Wherever the string "mokry" appears in a line, extract that line.
╭─ Provided entries
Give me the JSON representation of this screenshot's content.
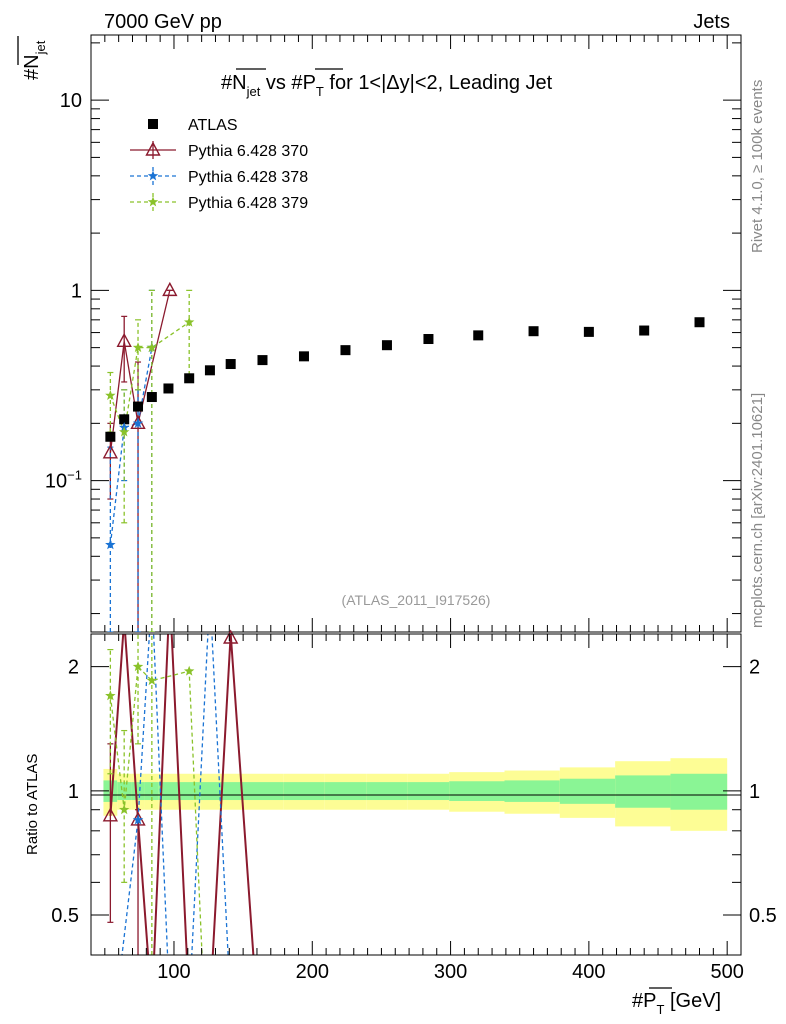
{
  "header": {
    "left": "7000 GeV pp",
    "right": "Jets",
    "right_side_top": "Rivet 4.1.0, ≥ 100k events",
    "right_side_bottom": "mcplots.cern.ch [arXiv:2401.10621]",
    "watermark": "(ATLAS_2011_I917526)"
  },
  "chart_data": {
    "type": "scatter",
    "title": {
      "p1": "#N",
      "p1sub": "jet",
      "p2": " vs #",
      "p3": "P",
      "p3sub": "T",
      "p4": " for 1<|Δy|<2, Leading Jet"
    },
    "ylabel": {
      "main": "#N",
      "sub": "jet"
    },
    "xlabel": {
      "main": "#P",
      "sub": "T",
      "unit": " [GeV]"
    },
    "ratio_ylabel": "Ratio to ATLAS",
    "xlim": [
      40,
      510
    ],
    "ylim": [
      0.016,
      22
    ],
    "ylog": true,
    "ratio_ylim": [
      0.4,
      2.4
    ],
    "x_ticks": [
      100,
      200,
      300,
      400,
      500
    ],
    "x_tick_labels": [
      "100",
      "200",
      "300",
      "400",
      "500"
    ],
    "y_ticks": [
      0.1,
      1,
      10
    ],
    "y_tick_labels": [
      "10−1",
      "1",
      "10"
    ],
    "ratio_ticks": [
      0.5,
      1,
      2
    ],
    "ratio_tick_labels": [
      "0.5",
      "1",
      "2"
    ],
    "series": [
      {
        "name": "ATLAS",
        "color": "#000000",
        "marker": "square",
        "x": [
          54,
          64,
          74,
          84,
          96,
          111,
          126,
          141,
          164,
          194,
          224,
          254,
          284,
          320,
          360,
          400,
          440,
          480
        ],
        "y": [
          0.17,
          0.21,
          0.245,
          0.275,
          0.305,
          0.345,
          0.38,
          0.41,
          0.43,
          0.45,
          0.485,
          0.515,
          0.555,
          0.58,
          0.61,
          0.605,
          0.615,
          0.68
        ]
      },
      {
        "name": "Pythia 6.428 370",
        "color": "#8b1a2e",
        "marker": "triangle",
        "dash": "",
        "x": [
          54,
          64,
          74,
          97
        ],
        "y": [
          0.14,
          0.54,
          0.2,
          1.0
        ],
        "ylo": [
          0.08,
          0.33,
          0.016,
          1.0
        ],
        "yhi": [
          0.2,
          0.73,
          0.42,
          1.0
        ]
      },
      {
        "name": "Pythia 6.428 378",
        "color": "#1a73d4",
        "marker": "star",
        "dash": "4,3",
        "x": [
          54,
          64,
          74,
          84
        ],
        "y": [
          0.046,
          0.19,
          0.2,
          0.5
        ],
        "ylo": [
          0.016,
          0.1,
          0.016,
          0.016
        ],
        "yhi": [
          0.15,
          0.3,
          0.3,
          1.0
        ]
      },
      {
        "name": "Pythia 6.428 379",
        "color": "#8ac22a",
        "marker": "star",
        "dash": "4,3",
        "x": [
          54,
          64,
          74,
          84,
          111
        ],
        "y": [
          0.28,
          0.18,
          0.5,
          0.5,
          0.68
        ],
        "ylo": [
          0.18,
          0.06,
          0.3,
          0.016,
          0.33
        ],
        "yhi": [
          0.37,
          0.3,
          0.7,
          1.0,
          1.0
        ]
      }
    ],
    "ratio_series": [
      {
        "name": "Pythia 6.428 370",
        "color": "#8b1a2e",
        "marker": "triangle",
        "dash": "",
        "x": [
          54,
          64,
          74,
          84,
          97,
          111,
          126,
          141,
          160
        ],
        "y": [
          0.87,
          2.6,
          0.85,
          0.3,
          3.0,
          0.3,
          0.3,
          2.4,
          0.3
        ],
        "markers": [
          54,
          74,
          141
        ],
        "ylo": [
          0.48,
          null,
          0.3,
          null,
          null,
          null,
          null,
          null,
          null
        ],
        "yhi": [
          1.3,
          null,
          0.9,
          null,
          null,
          null,
          null,
          null,
          null
        ]
      },
      {
        "name": "Pythia 6.428 378",
        "color": "#1a73d4",
        "marker": "star",
        "dash": "4,3",
        "x": [
          58,
          74,
          84,
          97,
          111,
          126,
          141
        ],
        "y": [
          0.3,
          0.85,
          3.0,
          0.3,
          0.3,
          3.0,
          0.3
        ],
        "markers": [
          74
        ]
      },
      {
        "name": "Pythia 6.428 379",
        "color": "#8ac22a",
        "marker": "star",
        "dash": "4,3",
        "x": [
          54,
          64,
          74,
          84,
          111,
          122
        ],
        "y": [
          1.7,
          0.9,
          2.0,
          1.85,
          1.95,
          0.3
        ],
        "markers": [
          54,
          64,
          74,
          84,
          111
        ],
        "ylo": [
          1.1,
          0.6,
          1.3,
          0.4,
          null,
          null
        ],
        "yhi": [
          2.2,
          1.4,
          2.5,
          2.6,
          null,
          null
        ]
      }
    ],
    "ratio_bands": {
      "x_edges": [
        49,
        59,
        69,
        79,
        89,
        104,
        119,
        134,
        149,
        179,
        209,
        239,
        269,
        299,
        339,
        379,
        419,
        459,
        500
      ],
      "green_half": [
        0.06,
        0.05,
        0.05,
        0.05,
        0.05,
        0.05,
        0.05,
        0.05,
        0.05,
        0.05,
        0.05,
        0.05,
        0.05,
        0.055,
        0.06,
        0.07,
        0.09,
        0.1
      ],
      "yellow_half": [
        0.13,
        0.1,
        0.1,
        0.1,
        0.1,
        0.1,
        0.1,
        0.1,
        0.1,
        0.1,
        0.1,
        0.1,
        0.1,
        0.11,
        0.12,
        0.14,
        0.18,
        0.2
      ],
      "green_color": "#8af595",
      "yellow_color": "#fdfd95"
    }
  }
}
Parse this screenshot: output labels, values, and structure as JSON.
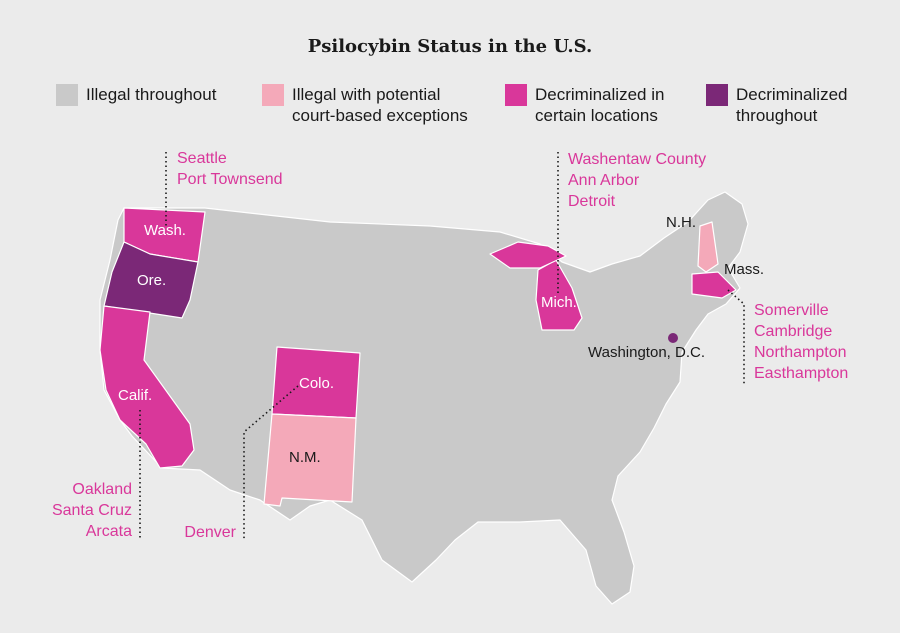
{
  "title": "Psilocybin Status in the U.S.",
  "colors": {
    "background": "#ebebeb",
    "state_fill": "#c9c9c9",
    "state_border": "#ffffff",
    "illegal": "#c9c9c9",
    "exceptions": "#f4a9b9",
    "decriminalized_local": "#d9379a",
    "decriminalized_state": "#7b2877"
  },
  "legend": [
    {
      "label": "Illegal throughout",
      "color": "#c9c9c9"
    },
    {
      "label": "Illegal with potential\ncourt-based exceptions",
      "color": "#f4a9b9"
    },
    {
      "label": "Decriminalized in\ncertain locations",
      "color": "#d9379a"
    },
    {
      "label": "Decriminalized\nthroughout",
      "color": "#7b2877"
    }
  ],
  "states": {
    "wash": "Wash.",
    "ore": "Ore.",
    "calif": "Calif.",
    "colo": "Colo.",
    "nm": "N.M.",
    "mich": "Mich.",
    "nh": "N.H.",
    "mass": "Mass.",
    "dc": "Washington, D.C."
  },
  "places": {
    "wash": "Seattle\nPort Townsend",
    "calif": "Oakland\nSanta Cruz\nArcata",
    "colo": "Denver",
    "mich": "Washentaw County\nAnn Arbor\nDetroit",
    "mass": "Somerville\nCambridge\nNorthampton\nEasthampton"
  }
}
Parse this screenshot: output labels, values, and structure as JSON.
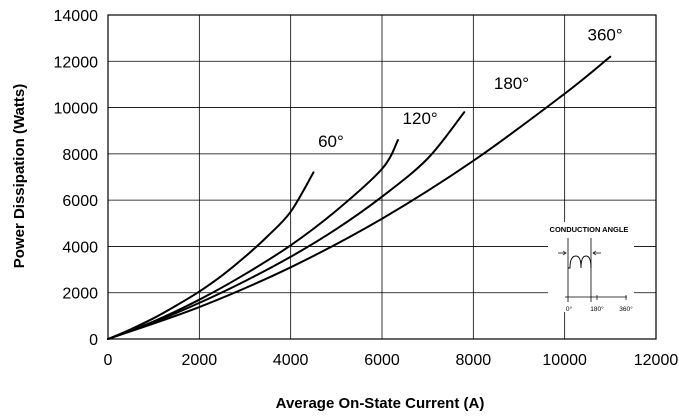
{
  "chart_data": {
    "type": "line",
    "title": "",
    "xlabel": "Average On-State Current   (A)",
    "ylabel": "Power Dissipation   (Watts)",
    "xlim": [
      0,
      12000
    ],
    "ylim": [
      0,
      14000
    ],
    "xticks": [
      "0",
      "2000",
      "4000",
      "6000",
      "8000",
      "10000",
      "12000"
    ],
    "yticks": [
      "0",
      "2000",
      "4000",
      "6000",
      "8000",
      "10000",
      "12000",
      "14000"
    ],
    "grid": true,
    "series": [
      {
        "name": "60°",
        "x": [
          0,
          500,
          1000,
          1500,
          2000,
          2500,
          3000,
          3500,
          4000,
          4500
        ],
        "y": [
          0,
          420,
          900,
          1450,
          2050,
          2750,
          3550,
          4450,
          5500,
          7200
        ]
      },
      {
        "name": "120°",
        "x": [
          0,
          1000,
          2000,
          3000,
          4000,
          5000,
          6000,
          6350
        ],
        "y": [
          0,
          760,
          1700,
          2800,
          4050,
          5550,
          7350,
          8600
        ]
      },
      {
        "name": "",
        "x": [
          0,
          1000,
          2000,
          3000,
          4000,
          5000,
          6000,
          7000,
          7800
        ],
        "y": [
          0,
          720,
          1560,
          2500,
          3550,
          4750,
          6150,
          7800,
          9800
        ]
      },
      {
        "name": "180°",
        "x": [
          0,
          2000,
          4000,
          6000,
          8000,
          10000,
          11000
        ],
        "y": [
          0,
          1380,
          3100,
          5200,
          7700,
          10600,
          12200
        ]
      }
    ],
    "curve_labels": [
      {
        "text": "60°",
        "x": 4600,
        "y": 8300
      },
      {
        "text": "120°",
        "x": 6450,
        "y": 9300
      },
      {
        "text": "180°",
        "x": 8450,
        "y": 10800
      },
      {
        "text": "360°",
        "x": 10500,
        "y": 12900
      }
    ]
  },
  "inset": {
    "title": "CONDUCTION ANGLE",
    "ticks": [
      "0°",
      "180°",
      "360°"
    ]
  }
}
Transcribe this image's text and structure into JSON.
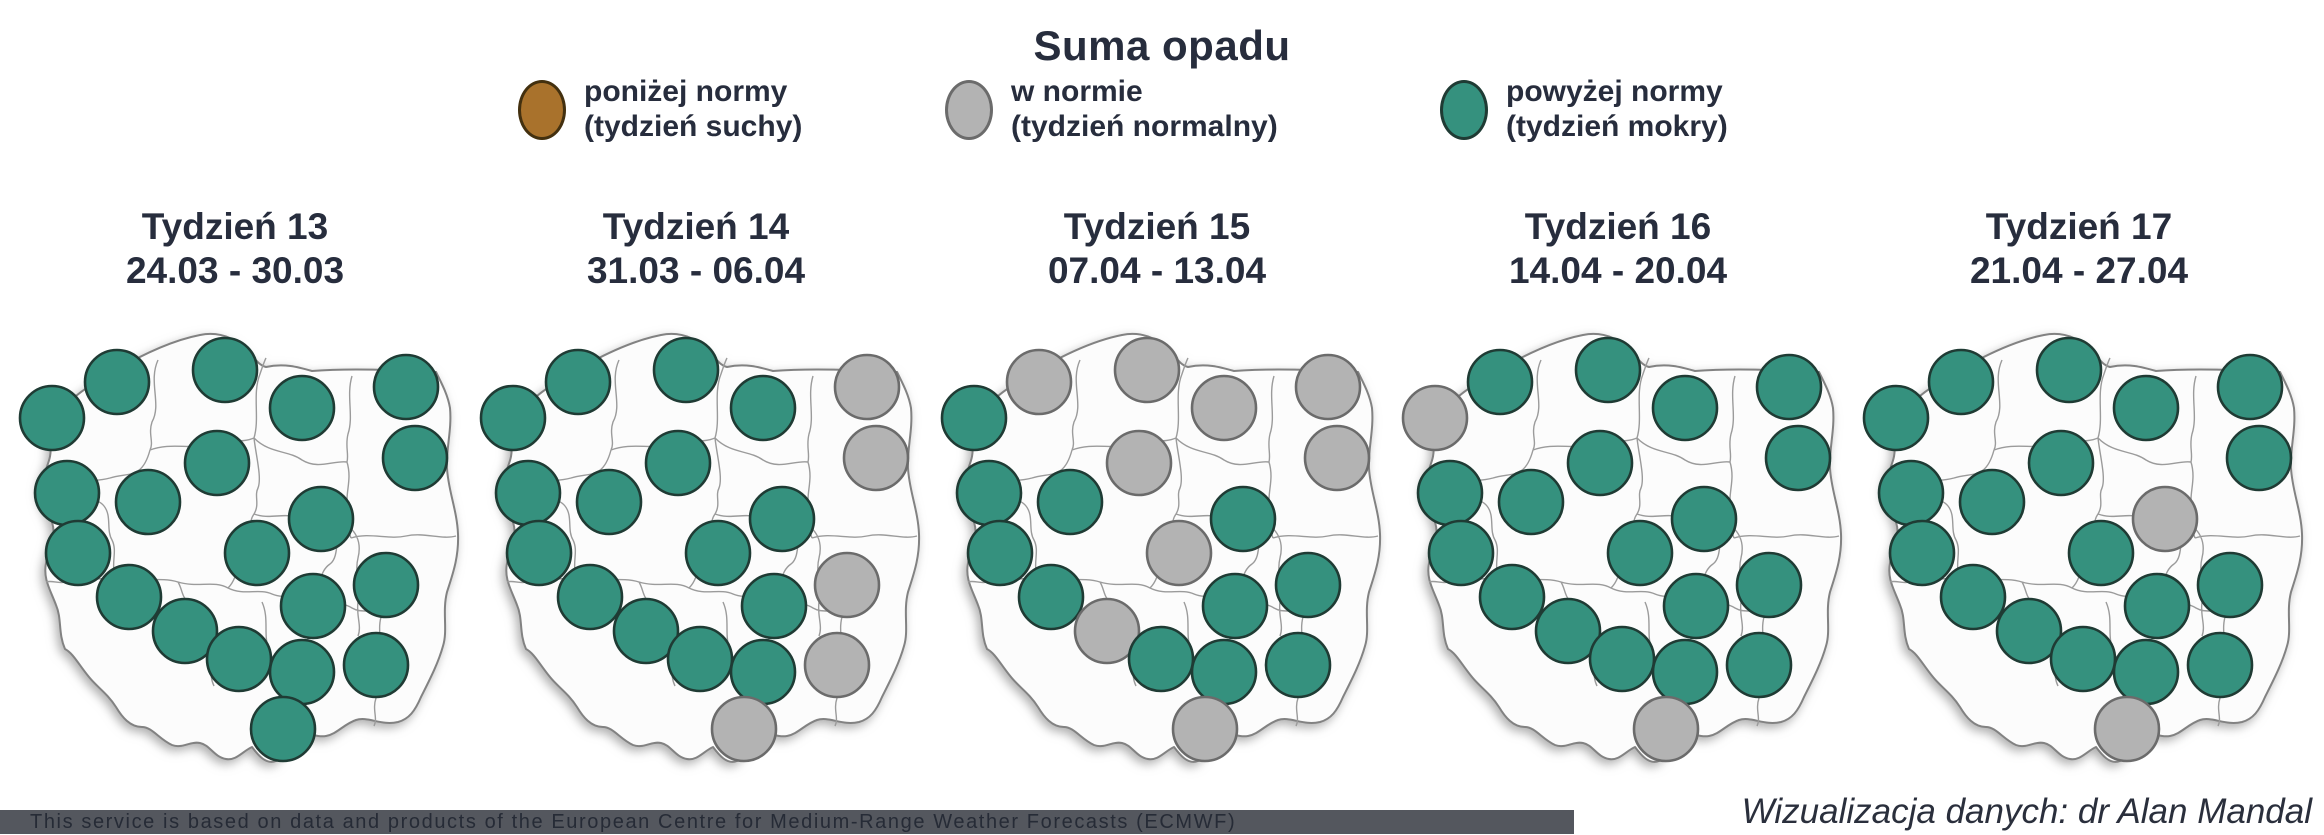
{
  "title": "Suma opadu",
  "legend": {
    "items": [
      {
        "id": "below",
        "line1": "poniżej normy",
        "line2": "(tydzień suchy)"
      },
      {
        "id": "normal",
        "line1": "w normie",
        "line2": "(tydzień normalny)"
      },
      {
        "id": "above",
        "line1": "powyżej normy",
        "line2": "(tydzień mokry)"
      }
    ]
  },
  "colors": {
    "below_fill": "#A9722C",
    "below_stroke": "#43300F",
    "normal_fill": "#B3B3B3",
    "normal_stroke": "#6B6B6B",
    "above_fill": "#35917E",
    "above_stroke": "#1F3B34",
    "text": "#272D3D",
    "footer_bar_bg": "#54575E"
  },
  "weeks": [
    {
      "label": "Tydzień 13",
      "dates": "24.03 - 30.03"
    },
    {
      "label": "Tydzień 14",
      "dates": "31.03 - 06.04"
    },
    {
      "label": "Tydzień 15",
      "dates": "07.04 - 13.04"
    },
    {
      "label": "Tydzień 16",
      "dates": "14.04 - 20.04"
    },
    {
      "label": "Tydzień 17",
      "dates": "21.04 - 27.04"
    }
  ],
  "footer": {
    "ecmwf_note": "This service is based on data and products of the European Centre for Medium-Range Weather Forecasts (ECMWF)",
    "credit": "Wizualizacja danych: dr Alan Mandal"
  },
  "chart_data": {
    "type": "map",
    "title": "Suma opadu",
    "region": "Poland with voivodeship borders, 5 weekly small-multiple maps",
    "value_scale": [
      "below",
      "normal",
      "above"
    ],
    "legend": [
      "poniżej normy (tydzień suchy)",
      "w normie (tydzień normalny)",
      "powyżej normy (tydzień mokry)"
    ],
    "dot_radius": 32,
    "dot_positions": [
      [
        52,
        88
      ],
      [
        117,
        52
      ],
      [
        225,
        40
      ],
      [
        302,
        78
      ],
      [
        406,
        57
      ],
      [
        415,
        128
      ],
      [
        217,
        133
      ],
      [
        67,
        163
      ],
      [
        148,
        172
      ],
      [
        321,
        189
      ],
      [
        78,
        223
      ],
      [
        257,
        223
      ],
      [
        386,
        255
      ],
      [
        129,
        267
      ],
      [
        313,
        276
      ],
      [
        185,
        301
      ],
      [
        239,
        329
      ],
      [
        302,
        342
      ],
      [
        376,
        335
      ],
      [
        283,
        399
      ]
    ],
    "series": [
      {
        "name": "Tydzień 13 (24.03 - 30.03)",
        "values": [
          "above",
          "above",
          "above",
          "above",
          "above",
          "above",
          "above",
          "above",
          "above",
          "above",
          "above",
          "above",
          "above",
          "above",
          "above",
          "above",
          "above",
          "above",
          "above",
          "above"
        ]
      },
      {
        "name": "Tydzień 14 (31.03 - 06.04)",
        "values": [
          "above",
          "above",
          "above",
          "above",
          "normal",
          "normal",
          "above",
          "above",
          "above",
          "above",
          "above",
          "above",
          "normal",
          "above",
          "above",
          "above",
          "above",
          "above",
          "normal",
          "normal"
        ]
      },
      {
        "name": "Tydzień 15 (07.04 - 13.04)",
        "values": [
          "above",
          "normal",
          "normal",
          "normal",
          "normal",
          "normal",
          "normal",
          "above",
          "above",
          "above",
          "above",
          "normal",
          "above",
          "above",
          "above",
          "normal",
          "above",
          "above",
          "above",
          "normal"
        ]
      },
      {
        "name": "Tydzień 16 (14.04 - 20.04)",
        "values": [
          "normal",
          "above",
          "above",
          "above",
          "above",
          "above",
          "above",
          "above",
          "above",
          "above",
          "above",
          "above",
          "above",
          "above",
          "above",
          "above",
          "above",
          "above",
          "above",
          "normal"
        ]
      },
      {
        "name": "Tydzień 17 (21.04 - 27.04)",
        "values": [
          "above",
          "above",
          "above",
          "above",
          "above",
          "above",
          "above",
          "above",
          "above",
          "normal",
          "above",
          "above",
          "above",
          "above",
          "above",
          "above",
          "above",
          "above",
          "above",
          "normal"
        ]
      }
    ]
  }
}
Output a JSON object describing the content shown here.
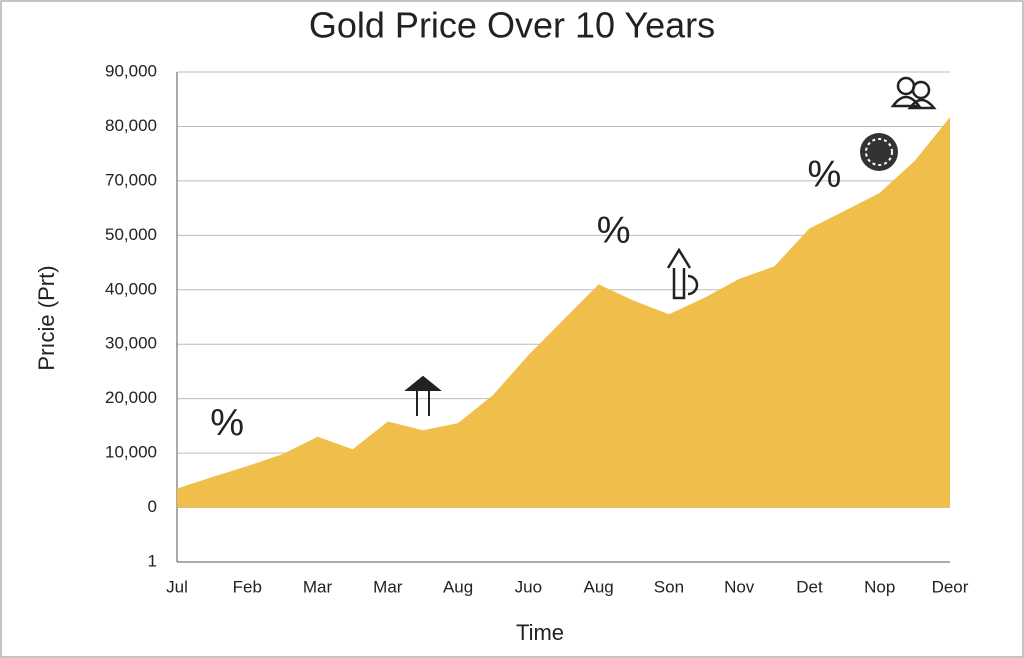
{
  "chart_data": {
    "type": "area",
    "title": "Gold Price Over 10 Years",
    "x_label": "Time",
    "y_label": "Prıcie (Prt)",
    "categories": [
      "Jul",
      null,
      "Feb",
      null,
      "Mar",
      null,
      "Mar",
      null,
      "Aug",
      null,
      "Juo",
      null,
      "Aug",
      null,
      "Son",
      null,
      "Nov",
      null,
      "Det",
      null,
      "Nop",
      null,
      "Deor"
    ],
    "values": [
      3500,
      5600,
      7600,
      9800,
      13000,
      10700,
      15800,
      14200,
      15500,
      20700,
      28000,
      34500,
      41000,
      38000,
      35500,
      38500,
      42000,
      44300,
      52500,
      59000,
      65600,
      73700,
      81700
    ],
    "color": "#f0be4a",
    "yticks": [
      {
        "value": 1,
        "label": "1"
      },
      0,
      {
        "value": 10000,
        "label": "10,000"
      },
      {
        "value": 20000,
        "label": "20,000"
      },
      {
        "value": 30000,
        "label": "30,000"
      },
      {
        "value": 40000,
        "label": "40,000"
      },
      {
        "value": 50000,
        "label": "50,000"
      },
      {
        "value": 70000,
        "label": "70,000"
      },
      {
        "value": 80000,
        "label": "80,000"
      },
      {
        "value": 90000,
        "label": "90,000"
      }
    ],
    "grid": true,
    "annotations": [
      {
        "text": "%",
        "category": 1
      },
      {
        "text": "%",
        "category": 12
      },
      {
        "text": "%",
        "category": 18
      }
    ]
  }
}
╰─
§ **Exercise answer**
        "line2": "(tydzień mokry)"
      "powyżej normy (tydzień mokry)"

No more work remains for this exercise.